**Task to carry out:** Select every line of the records that contains the string "Windows" and copy each one.

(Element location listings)
◇ ◇ ◇

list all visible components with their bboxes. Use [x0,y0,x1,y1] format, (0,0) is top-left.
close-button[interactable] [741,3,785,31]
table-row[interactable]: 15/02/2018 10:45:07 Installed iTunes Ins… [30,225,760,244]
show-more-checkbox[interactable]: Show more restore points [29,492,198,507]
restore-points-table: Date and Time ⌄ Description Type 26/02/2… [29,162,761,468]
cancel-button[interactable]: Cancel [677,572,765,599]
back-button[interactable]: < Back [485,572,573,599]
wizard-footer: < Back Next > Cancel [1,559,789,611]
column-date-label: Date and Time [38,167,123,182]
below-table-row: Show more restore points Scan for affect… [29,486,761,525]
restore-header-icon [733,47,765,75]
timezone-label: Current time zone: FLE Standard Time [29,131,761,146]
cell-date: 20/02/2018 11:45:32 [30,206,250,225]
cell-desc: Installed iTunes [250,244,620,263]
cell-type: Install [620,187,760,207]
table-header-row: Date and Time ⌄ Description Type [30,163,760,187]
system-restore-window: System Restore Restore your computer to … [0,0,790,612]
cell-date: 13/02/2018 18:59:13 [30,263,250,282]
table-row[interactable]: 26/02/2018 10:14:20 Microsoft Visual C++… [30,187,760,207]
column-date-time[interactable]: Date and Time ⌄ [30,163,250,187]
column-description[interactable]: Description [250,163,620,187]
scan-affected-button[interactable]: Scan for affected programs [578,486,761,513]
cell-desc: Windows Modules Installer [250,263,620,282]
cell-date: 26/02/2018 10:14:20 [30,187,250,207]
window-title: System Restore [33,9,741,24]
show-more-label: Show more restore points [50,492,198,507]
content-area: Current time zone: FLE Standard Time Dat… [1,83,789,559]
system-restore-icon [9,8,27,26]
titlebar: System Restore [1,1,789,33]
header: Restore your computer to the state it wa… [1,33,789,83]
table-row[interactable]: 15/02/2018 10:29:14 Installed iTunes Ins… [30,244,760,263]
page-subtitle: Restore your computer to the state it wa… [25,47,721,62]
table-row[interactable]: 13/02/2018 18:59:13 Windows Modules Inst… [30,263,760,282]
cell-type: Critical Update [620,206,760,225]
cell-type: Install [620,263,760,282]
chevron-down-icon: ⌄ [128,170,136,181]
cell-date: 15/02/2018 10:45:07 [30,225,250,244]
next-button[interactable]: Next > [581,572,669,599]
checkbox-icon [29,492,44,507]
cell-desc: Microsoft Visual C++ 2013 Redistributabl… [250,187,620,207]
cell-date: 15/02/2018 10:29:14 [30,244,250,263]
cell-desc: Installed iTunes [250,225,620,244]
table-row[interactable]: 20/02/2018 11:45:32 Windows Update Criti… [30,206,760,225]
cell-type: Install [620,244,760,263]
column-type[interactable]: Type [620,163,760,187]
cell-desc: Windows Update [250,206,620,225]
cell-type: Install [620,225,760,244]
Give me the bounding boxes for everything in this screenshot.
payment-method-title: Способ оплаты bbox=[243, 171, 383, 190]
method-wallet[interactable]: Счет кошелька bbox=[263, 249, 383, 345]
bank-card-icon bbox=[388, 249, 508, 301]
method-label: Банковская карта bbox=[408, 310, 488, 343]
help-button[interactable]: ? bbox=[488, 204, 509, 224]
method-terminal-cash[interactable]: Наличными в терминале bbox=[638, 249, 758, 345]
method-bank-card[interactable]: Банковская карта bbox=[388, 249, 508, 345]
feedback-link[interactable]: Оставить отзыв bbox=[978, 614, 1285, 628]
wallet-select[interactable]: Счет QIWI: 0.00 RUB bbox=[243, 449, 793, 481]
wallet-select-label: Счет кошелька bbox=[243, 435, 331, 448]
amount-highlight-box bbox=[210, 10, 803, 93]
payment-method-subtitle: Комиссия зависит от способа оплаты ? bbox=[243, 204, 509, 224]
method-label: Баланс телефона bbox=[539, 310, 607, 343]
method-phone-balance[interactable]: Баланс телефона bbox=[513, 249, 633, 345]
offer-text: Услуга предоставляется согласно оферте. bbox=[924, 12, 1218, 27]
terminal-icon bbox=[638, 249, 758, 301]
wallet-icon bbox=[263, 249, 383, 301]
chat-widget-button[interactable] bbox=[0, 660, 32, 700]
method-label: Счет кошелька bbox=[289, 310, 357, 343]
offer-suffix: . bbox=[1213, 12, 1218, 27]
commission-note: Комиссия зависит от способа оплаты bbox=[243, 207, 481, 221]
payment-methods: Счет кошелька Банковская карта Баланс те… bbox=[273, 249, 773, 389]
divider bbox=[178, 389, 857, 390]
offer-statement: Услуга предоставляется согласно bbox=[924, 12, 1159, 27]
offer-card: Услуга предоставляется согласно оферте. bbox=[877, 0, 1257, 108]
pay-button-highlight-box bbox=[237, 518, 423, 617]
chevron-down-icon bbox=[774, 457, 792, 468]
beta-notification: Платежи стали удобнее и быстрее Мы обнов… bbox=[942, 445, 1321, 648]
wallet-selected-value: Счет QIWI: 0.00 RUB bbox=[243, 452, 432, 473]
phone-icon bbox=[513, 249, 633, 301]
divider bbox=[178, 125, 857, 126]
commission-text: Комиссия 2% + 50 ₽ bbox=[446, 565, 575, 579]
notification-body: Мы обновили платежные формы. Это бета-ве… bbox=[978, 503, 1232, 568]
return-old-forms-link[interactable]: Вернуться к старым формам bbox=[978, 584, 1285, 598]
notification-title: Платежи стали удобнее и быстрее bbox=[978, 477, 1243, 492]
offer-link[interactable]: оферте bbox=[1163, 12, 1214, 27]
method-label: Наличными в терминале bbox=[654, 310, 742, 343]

◇ ◇ ◇

**Result of the exercise:**
cell-desc: Windows Modules Installer [250,263,620,282]
table-row[interactable]: 13/02/2018 18:59:13 Windows Modules Inst… [30,263,760,282]
table-row[interactable]: 20/02/2018 11:45:32 Windows Update Criti… [30,206,760,225]
cell-desc: Windows Update [250,206,620,225]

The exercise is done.